** GOAL OF THE EXERCISE **
The records that follow are to be repeated without alteration.

Records from a collection of figures
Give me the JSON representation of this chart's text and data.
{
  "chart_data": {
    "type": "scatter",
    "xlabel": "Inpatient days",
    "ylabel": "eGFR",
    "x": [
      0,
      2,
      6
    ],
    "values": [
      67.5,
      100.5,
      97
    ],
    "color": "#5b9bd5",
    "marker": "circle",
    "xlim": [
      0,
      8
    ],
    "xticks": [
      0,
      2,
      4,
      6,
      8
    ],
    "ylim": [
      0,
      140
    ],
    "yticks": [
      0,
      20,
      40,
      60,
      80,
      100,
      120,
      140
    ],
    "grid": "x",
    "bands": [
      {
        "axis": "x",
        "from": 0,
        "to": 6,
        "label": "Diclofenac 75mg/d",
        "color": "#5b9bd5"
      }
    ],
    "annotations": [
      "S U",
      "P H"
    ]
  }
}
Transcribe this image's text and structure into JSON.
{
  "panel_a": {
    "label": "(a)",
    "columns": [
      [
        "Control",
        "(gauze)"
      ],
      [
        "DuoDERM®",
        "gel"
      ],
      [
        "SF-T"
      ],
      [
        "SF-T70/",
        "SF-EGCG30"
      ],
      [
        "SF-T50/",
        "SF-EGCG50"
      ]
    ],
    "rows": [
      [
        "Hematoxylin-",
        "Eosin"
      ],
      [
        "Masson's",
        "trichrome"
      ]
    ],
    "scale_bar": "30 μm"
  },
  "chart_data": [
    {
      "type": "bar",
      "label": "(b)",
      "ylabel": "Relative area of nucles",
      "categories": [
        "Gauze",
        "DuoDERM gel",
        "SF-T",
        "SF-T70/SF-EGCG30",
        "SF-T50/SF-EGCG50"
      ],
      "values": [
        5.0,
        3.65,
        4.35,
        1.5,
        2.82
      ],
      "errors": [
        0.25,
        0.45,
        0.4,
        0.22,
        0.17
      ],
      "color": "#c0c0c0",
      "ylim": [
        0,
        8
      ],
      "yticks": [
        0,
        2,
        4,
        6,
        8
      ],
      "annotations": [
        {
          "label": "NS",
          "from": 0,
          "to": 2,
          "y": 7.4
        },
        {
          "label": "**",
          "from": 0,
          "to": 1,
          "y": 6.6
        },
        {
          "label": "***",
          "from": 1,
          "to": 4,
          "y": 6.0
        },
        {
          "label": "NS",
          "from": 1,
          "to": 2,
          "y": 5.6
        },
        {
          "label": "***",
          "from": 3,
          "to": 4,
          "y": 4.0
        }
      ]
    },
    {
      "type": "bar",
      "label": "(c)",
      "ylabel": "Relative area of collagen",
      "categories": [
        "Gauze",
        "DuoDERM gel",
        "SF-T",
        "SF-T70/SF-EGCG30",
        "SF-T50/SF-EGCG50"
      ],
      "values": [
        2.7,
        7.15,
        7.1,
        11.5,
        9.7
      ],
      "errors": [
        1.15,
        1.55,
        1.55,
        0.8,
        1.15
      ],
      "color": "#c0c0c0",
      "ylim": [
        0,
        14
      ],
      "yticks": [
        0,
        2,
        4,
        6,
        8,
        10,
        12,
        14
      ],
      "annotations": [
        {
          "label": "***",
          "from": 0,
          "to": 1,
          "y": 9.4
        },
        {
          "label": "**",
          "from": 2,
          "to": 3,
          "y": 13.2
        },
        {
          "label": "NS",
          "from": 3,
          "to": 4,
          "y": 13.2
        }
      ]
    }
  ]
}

** COMPLETE RESPONSE **
Give me the JSON representation of this chart's text and data.
{
  "chart_data": {
    "type": "scatter",
    "xlabel": "Inpatient days",
    "ylabel": "eGFR",
    "x": [
      0,
      2,
      6
    ],
    "values": [
      67.5,
      100.5,
      97
    ],
    "color": "#5b9bd5",
    "marker": "circle",
    "xlim": [
      0,
      8
    ],
    "xticks": [
      0,
      2,
      4,
      6,
      8
    ],
    "ylim": [
      0,
      140
    ],
    "yticks": [
      0,
      20,
      40,
      60,
      80,
      100,
      120,
      140
    ],
    "grid": "x",
    "bands": [
      {
        "axis": "x",
        "from": 0,
        "to": 6,
        "label": "Diclofenac 75mg/d",
        "color": "#5b9bd5"
      }
    ],
    "annotations": [
      "S U",
      "P H"
    ]
  }
}
Transcribe this image's text and structure into JSON.
{
  "panel_a": {
    "label": "(a)",
    "columns": [
      [
        "Control",
        "(gauze)"
      ],
      [
        "DuoDERM®",
        "gel"
      ],
      [
        "SF-T"
      ],
      [
        "SF-T70/",
        "SF-EGCG30"
      ],
      [
        "SF-T50/",
        "SF-EGCG50"
      ]
    ],
    "rows": [
      [
        "Hematoxylin-",
        "Eosin"
      ],
      [
        "Masson's",
        "trichrome"
      ]
    ],
    "scale_bar": "30 μm"
  },
  "chart_data": [
    {
      "type": "bar",
      "label": "(b)",
      "ylabel": "Relative area of nucles",
      "categories": [
        "Gauze",
        "DuoDERM gel",
        "SF-T",
        "SF-T70/SF-EGCG30",
        "SF-T50/SF-EGCG50"
      ],
      "values": [
        5.0,
        3.65,
        4.35,
        1.5,
        2.82
      ],
      "errors": [
        0.25,
        0.45,
        0.4,
        0.22,
        0.17
      ],
      "color": "#c0c0c0",
      "ylim": [
        0,
        8
      ],
      "yticks": [
        0,
        2,
        4,
        6,
        8
      ],
      "annotations": [
        {
          "label": "NS",
          "from": 0,
          "to": 2,
          "y": 7.4
        },
        {
          "label": "**",
          "from": 0,
          "to": 1,
          "y": 6.6
        },
        {
          "label": "***",
          "from": 1,
          "to": 4,
          "y": 6.0
        },
        {
          "label": "NS",
          "from": 1,
          "to": 2,
          "y": 5.6
        },
        {
          "label": "***",
          "from": 3,
          "to": 4,
          "y": 4.0
        }
      ]
    },
    {
      "type": "bar",
      "label": "(c)",
      "ylabel": "Relative area of collagen",
      "categories": [
        "Gauze",
        "DuoDERM gel",
        "SF-T",
        "SF-T70/SF-EGCG30",
        "SF-T50/SF-EGCG50"
      ],
      "values": [
        2.7,
        7.15,
        7.1,
        11.5,
        9.7
      ],
      "errors": [
        1.15,
        1.55,
        1.55,
        0.8,
        1.15
      ],
      "color": "#c0c0c0",
      "ylim": [
        0,
        14
      ],
      "yticks": [
        0,
        2,
        4,
        6,
        8,
        10,
        12,
        14
      ],
      "annotations": [
        {
          "label": "***",
          "from": 0,
          "to": 1,
          "y": 9.4
        },
        {
          "label": "**",
          "from": 2,
          "to": 3,
          "y": 13.2
        },
        {
          "label": "NS",
          "from": 3,
          "to": 4,
          "y": 13.2
        }
      ]
    }
  ]
}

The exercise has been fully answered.